Some of the data necessary to measure the Targets for Goal 16 is available. I’d say the GPI’s  findings can probably be extended to the other goals, so we’ll imagine for the sake of argument that we can measure 50-60% of the 169 Targets across all the SDGs with the data currently available globally. How will we get the other 40-50%? To deal with these questions it’s important to know who collects data: The primary answer is of course national statistics offices. These are the entities tasked by governments with managing statistics across a country’s ministries and agencies, as well as doing population censuses. Other data organizations include international institutions and polling firms. NGOs and academic institutes gather data too, but I’d argue that the scale of the SDGs means that governments, international organizations and big polling firms are going to carry the primary load. Knowing the Who, we can now get to the How.

National statistics offices (NSOs) should be the place where all data that will be used for demonstrating a nation’s progress toward goals is gathered and reported. In a perfect world NSOs would have necessary resources for collecting data, and the flexibility to run new surveys using innovative technologies to meet the rapidly evolving data needs of public policy. This is of course not how NSOs work. Much of what happens in a statistics office is less about gathering new data, and more about making sure what exists is accessible. In my experience NSOs have a core budget for census taking, but if new data has to be collected the funding comes from another government office. This last bit is important: NSOs do not generally have the authority to go get whatever data is necessary. If NSOs are going to be the primary source for data that will be used to measure the SDGs, it is critical that legislatures provide funding to government offices for data gathering.

International organizations are the next place we might look to for data. The World Bank, in my opinion, is the gold standard for international data. United Nations agencies also collect a fair amount of data. What sets the Bank apart is that they do some of their own data collection. Most international organizations’ data though is actually just NSO data from member states. For example, when you go to the UN Office on Drugs and Crime’s database, most of what you’ll find are statistics that were voluntarily reported by member states’ statistical offices. The UN, World Bank, OECD and other myriad organizations do relatively little of their own data gathering; much of their effort is spent making sure that the data they are given is accessible. Unless legislatures in member states provide funding to government agencies to gather data, and the government agrees to share the data with international organizations, most international institutions won’t have much new data.

Polling firms such as Gallup gather international survey data that is both timely, accurate and covers a wide range of topics relevant to the SDGs. Unfortunately their data is expensive to access. As a for-profit entity they have a level of flexibility to gather new data  that statistics offices don’t, but this level of flexibility is very expensive to maintain. A problem arises too when Gallup (and similar firms) decide that the data necessary to measure the SDGs is not commercially viable to gather and sell access to. In this case legislatures would need to provide funding to government agencies to hire Gallup to gather data that is relevant to measuring progress toward the SDGs.

● **Short exercise a**
In the first block of entries, repeat every line verbatim, from the line containing "s-dim-label: S <box>155 196 163 207</box>" down to the line containing "row-divider <box>178 767 746 768</box>", including both of those lines.

● **Material shown**
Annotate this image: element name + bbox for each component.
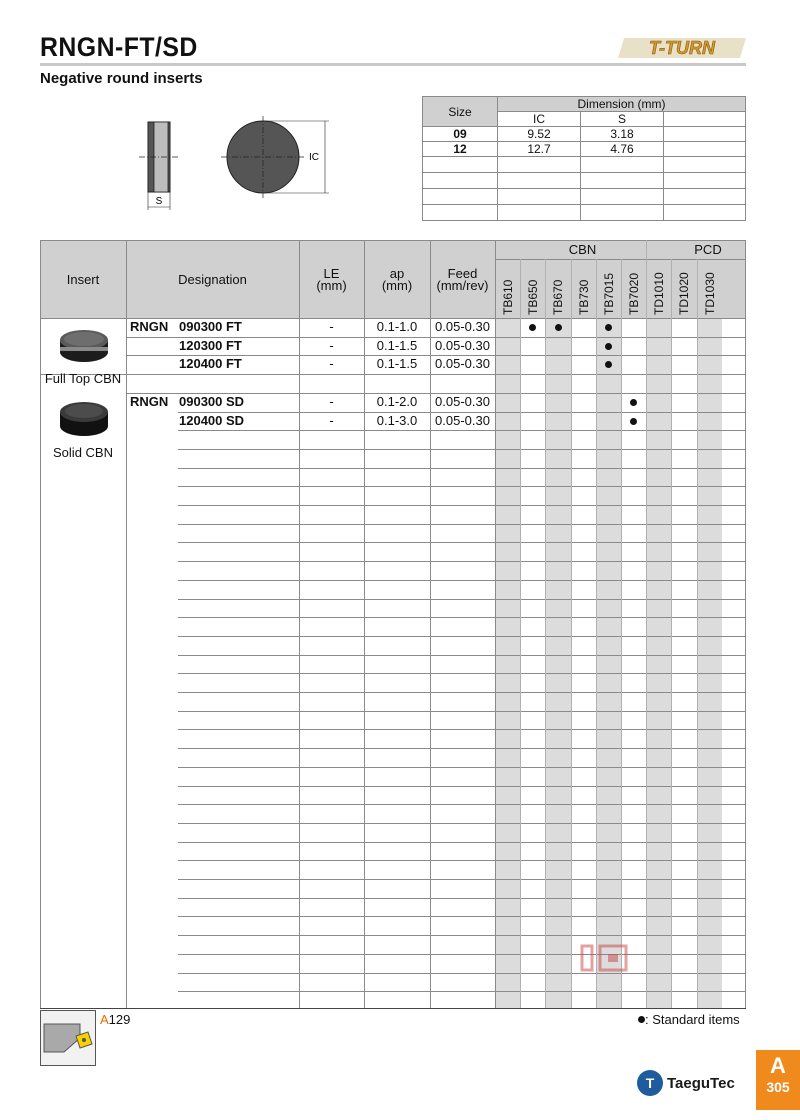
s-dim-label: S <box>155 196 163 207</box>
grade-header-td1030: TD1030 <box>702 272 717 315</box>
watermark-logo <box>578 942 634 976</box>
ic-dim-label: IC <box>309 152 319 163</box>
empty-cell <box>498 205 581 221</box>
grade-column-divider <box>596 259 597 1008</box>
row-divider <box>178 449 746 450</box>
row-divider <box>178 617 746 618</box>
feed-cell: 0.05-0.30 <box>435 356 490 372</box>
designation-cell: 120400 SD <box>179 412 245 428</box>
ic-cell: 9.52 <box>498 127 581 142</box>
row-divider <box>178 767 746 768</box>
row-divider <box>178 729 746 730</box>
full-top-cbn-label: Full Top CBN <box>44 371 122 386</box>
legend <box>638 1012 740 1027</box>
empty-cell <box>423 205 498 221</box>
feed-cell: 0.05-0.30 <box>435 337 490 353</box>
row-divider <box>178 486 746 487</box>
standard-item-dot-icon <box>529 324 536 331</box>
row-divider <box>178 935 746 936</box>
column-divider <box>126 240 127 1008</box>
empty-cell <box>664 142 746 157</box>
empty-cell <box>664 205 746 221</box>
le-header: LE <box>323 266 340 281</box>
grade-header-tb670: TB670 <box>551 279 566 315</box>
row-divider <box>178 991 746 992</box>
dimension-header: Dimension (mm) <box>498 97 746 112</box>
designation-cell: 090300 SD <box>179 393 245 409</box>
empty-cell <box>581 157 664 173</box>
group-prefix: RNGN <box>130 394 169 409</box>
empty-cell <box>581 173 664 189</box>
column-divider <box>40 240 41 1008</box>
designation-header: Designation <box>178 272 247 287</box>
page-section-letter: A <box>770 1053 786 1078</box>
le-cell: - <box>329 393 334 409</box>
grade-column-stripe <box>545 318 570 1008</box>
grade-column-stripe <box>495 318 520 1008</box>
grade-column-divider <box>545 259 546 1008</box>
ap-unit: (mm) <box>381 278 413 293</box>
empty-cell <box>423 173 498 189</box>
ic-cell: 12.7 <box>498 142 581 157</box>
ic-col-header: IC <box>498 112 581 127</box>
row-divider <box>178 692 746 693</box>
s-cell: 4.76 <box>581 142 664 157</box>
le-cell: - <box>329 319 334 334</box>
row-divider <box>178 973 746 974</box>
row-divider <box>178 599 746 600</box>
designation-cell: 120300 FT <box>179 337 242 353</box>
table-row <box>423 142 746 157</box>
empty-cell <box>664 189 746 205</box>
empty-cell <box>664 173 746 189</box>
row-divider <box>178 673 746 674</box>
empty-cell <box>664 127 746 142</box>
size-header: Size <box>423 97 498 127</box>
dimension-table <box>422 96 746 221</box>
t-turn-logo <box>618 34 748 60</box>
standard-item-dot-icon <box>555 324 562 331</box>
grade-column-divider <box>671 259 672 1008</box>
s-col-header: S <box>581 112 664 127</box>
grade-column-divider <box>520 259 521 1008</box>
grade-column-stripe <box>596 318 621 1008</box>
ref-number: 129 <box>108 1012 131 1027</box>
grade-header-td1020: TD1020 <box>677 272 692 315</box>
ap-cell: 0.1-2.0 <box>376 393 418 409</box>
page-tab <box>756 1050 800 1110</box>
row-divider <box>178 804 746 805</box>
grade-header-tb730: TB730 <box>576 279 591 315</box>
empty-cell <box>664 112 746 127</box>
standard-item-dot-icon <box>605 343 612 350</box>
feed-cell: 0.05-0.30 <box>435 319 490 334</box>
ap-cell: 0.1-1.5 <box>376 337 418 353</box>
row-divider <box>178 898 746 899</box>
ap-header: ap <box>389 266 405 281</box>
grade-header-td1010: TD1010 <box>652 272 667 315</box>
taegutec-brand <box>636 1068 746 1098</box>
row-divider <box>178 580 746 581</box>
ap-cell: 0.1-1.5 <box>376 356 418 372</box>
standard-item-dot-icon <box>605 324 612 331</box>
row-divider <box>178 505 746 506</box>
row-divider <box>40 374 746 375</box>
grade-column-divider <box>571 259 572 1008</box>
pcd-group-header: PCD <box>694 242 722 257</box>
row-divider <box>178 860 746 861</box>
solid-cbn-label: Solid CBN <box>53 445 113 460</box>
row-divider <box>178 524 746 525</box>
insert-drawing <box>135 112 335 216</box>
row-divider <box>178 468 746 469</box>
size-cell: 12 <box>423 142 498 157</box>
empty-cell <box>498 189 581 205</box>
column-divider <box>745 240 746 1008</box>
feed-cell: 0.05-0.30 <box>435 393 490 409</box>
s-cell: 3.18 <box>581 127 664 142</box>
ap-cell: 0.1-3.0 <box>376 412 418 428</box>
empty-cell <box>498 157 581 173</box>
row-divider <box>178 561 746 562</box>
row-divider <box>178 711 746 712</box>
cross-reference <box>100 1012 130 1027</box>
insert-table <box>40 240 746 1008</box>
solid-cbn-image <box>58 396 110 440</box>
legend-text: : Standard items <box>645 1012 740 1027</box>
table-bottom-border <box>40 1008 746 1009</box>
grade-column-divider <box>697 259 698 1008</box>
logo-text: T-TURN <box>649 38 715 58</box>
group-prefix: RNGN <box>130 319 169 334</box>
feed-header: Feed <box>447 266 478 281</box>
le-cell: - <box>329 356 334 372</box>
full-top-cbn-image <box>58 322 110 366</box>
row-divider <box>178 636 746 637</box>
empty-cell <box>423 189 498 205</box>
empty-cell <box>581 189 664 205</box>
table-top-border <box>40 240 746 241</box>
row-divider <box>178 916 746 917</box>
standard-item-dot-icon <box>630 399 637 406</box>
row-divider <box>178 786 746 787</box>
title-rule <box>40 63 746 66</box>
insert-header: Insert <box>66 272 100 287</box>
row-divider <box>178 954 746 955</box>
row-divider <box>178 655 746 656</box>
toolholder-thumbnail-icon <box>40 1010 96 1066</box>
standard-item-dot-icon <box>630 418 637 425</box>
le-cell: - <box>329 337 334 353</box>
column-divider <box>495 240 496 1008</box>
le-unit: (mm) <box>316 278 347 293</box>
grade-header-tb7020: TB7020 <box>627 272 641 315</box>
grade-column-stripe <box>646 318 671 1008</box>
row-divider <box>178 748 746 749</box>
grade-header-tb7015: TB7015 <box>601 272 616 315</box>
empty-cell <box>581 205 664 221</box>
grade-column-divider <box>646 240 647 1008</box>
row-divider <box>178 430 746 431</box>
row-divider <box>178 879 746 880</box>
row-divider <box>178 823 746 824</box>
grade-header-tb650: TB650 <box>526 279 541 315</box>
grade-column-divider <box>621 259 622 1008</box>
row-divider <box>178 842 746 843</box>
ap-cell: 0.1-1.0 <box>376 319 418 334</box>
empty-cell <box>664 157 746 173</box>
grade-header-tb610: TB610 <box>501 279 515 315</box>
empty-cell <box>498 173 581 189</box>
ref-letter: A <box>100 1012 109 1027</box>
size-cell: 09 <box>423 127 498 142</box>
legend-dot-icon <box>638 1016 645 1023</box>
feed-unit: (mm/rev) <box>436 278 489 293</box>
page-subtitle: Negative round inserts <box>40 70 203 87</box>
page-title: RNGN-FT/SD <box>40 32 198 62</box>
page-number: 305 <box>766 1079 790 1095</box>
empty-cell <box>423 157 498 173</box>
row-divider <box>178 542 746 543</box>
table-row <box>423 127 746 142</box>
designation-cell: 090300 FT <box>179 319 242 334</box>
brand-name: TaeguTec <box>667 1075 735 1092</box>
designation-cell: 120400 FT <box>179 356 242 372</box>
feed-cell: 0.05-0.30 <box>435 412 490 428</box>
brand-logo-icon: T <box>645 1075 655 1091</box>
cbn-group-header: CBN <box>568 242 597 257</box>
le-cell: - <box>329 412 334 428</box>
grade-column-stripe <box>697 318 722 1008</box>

---

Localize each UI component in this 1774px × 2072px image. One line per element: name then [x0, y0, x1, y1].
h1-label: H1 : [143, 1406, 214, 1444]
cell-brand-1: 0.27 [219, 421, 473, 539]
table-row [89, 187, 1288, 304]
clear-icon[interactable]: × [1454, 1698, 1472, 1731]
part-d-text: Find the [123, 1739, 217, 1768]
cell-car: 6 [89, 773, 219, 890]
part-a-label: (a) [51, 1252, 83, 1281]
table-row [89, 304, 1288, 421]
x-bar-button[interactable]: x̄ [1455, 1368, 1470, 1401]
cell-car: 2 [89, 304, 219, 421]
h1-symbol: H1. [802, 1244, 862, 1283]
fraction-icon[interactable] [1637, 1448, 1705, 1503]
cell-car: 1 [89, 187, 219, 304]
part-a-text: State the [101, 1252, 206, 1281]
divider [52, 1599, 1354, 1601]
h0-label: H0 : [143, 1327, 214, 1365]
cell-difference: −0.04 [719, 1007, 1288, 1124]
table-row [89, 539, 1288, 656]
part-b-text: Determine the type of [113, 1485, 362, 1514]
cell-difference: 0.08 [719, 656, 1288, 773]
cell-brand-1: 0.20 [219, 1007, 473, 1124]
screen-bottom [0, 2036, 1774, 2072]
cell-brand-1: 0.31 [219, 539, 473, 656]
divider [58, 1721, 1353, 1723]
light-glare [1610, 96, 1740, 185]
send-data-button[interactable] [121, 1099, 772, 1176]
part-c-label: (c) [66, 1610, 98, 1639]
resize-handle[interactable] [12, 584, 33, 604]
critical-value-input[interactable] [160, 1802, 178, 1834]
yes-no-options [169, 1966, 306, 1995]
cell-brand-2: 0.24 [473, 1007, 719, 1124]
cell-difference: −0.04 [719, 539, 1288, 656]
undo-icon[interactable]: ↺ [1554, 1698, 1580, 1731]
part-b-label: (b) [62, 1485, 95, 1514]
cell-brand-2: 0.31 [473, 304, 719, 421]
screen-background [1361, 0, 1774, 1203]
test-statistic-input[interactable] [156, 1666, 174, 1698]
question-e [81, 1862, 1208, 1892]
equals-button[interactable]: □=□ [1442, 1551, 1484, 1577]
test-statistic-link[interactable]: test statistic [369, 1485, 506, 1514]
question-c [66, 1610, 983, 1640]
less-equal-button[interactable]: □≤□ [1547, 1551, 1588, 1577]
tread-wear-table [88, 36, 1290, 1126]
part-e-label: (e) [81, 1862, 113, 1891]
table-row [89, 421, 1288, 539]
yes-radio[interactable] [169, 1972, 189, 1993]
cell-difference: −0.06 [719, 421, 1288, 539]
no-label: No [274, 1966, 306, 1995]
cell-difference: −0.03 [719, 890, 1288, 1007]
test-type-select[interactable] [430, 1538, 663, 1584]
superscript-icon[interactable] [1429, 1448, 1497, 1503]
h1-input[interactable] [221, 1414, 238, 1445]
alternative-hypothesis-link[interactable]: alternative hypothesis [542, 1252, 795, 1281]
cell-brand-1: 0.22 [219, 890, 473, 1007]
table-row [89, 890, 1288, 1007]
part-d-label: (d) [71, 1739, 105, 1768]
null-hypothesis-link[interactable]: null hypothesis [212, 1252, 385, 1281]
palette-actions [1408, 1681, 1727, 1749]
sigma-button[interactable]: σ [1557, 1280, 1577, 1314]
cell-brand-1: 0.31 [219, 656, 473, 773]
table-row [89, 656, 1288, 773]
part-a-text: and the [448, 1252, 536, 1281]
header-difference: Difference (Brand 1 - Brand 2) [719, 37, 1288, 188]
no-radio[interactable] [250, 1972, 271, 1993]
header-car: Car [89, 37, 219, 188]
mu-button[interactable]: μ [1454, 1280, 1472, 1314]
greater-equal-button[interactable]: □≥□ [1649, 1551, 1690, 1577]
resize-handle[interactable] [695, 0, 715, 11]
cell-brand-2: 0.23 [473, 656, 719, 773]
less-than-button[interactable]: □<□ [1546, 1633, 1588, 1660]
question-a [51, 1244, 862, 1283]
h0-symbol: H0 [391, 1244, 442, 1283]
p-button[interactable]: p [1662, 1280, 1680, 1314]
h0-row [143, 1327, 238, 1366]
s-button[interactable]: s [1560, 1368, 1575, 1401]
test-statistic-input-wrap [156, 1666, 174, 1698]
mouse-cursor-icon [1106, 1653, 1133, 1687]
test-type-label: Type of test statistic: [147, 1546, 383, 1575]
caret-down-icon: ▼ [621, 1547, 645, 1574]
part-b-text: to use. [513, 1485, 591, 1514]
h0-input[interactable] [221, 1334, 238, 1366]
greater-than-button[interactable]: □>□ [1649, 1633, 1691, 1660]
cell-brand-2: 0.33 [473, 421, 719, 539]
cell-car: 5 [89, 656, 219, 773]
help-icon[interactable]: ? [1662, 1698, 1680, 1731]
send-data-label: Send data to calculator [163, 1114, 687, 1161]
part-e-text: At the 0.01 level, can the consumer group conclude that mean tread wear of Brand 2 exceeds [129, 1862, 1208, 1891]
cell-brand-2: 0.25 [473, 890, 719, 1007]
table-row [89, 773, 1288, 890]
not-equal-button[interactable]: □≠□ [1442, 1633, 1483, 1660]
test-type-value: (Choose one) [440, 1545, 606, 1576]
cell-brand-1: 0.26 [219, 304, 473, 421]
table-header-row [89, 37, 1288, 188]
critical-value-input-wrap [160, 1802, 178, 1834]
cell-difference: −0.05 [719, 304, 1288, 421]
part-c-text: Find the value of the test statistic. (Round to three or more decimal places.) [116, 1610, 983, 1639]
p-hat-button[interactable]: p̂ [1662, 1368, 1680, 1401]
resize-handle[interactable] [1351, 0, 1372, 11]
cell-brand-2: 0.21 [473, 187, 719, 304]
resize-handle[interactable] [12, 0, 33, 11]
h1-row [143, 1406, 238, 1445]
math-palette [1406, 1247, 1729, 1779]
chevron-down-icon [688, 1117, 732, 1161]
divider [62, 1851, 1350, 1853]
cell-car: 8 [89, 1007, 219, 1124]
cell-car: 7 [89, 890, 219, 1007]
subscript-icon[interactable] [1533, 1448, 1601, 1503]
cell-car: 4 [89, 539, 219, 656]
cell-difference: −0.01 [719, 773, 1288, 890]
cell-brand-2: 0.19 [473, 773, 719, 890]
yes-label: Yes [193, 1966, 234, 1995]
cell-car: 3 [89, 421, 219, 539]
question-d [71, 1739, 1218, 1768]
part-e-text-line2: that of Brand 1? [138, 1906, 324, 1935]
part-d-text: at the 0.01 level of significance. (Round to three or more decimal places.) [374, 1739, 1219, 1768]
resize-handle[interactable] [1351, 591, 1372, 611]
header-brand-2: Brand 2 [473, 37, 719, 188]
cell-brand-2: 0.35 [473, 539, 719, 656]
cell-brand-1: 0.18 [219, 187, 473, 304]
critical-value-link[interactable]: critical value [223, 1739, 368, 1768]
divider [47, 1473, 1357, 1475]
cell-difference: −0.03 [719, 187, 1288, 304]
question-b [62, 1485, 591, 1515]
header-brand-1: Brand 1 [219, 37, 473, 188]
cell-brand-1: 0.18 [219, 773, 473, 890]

● **Short exercise b**
Transcribe the passage on gathering data for the SDGs verbatim, from "Polling firms such" down to "toward the SDGs.".

● **Exercise output a**
s-dim-label: S <box>155 196 163 207</box>
grade-header-td1030: TD1030 <box>702 272 717 315</box>
watermark-logo <box>578 942 634 976</box>
ic-dim-label: IC <box>309 152 319 163</box>
empty-cell <box>498 205 581 221</box>
grade-column-divider <box>596 259 597 1008</box>
row-divider <box>178 449 746 450</box>
row-divider <box>178 617 746 618</box>
feed-cell: 0.05-0.30 <box>435 356 490 372</box>
designation-cell: 120400 SD <box>179 412 245 428</box>
ic-cell: 9.52 <box>498 127 581 142</box>
row-divider <box>178 767 746 768</box>

● **Exercise output b**
Polling firms such as Gallup gather international survey data that is both timely, accurate and covers a wide range of topics relevant to the SDGs. Unfortunately their data is expensive to access. As a for-profit entity they have a level of flexibility to gather new data  that statistics offices don’t, but this level of flexibility is very expensive to maintain. A problem arises too when Gallup (and similar firms) decide that the data necessary to measure the SDGs is not commercially viable to gather and sell access to. In this case legislatures would need to provide funding to government agencies to hire Gallup to gather data that is relevant to measuring progress toward the SDGs.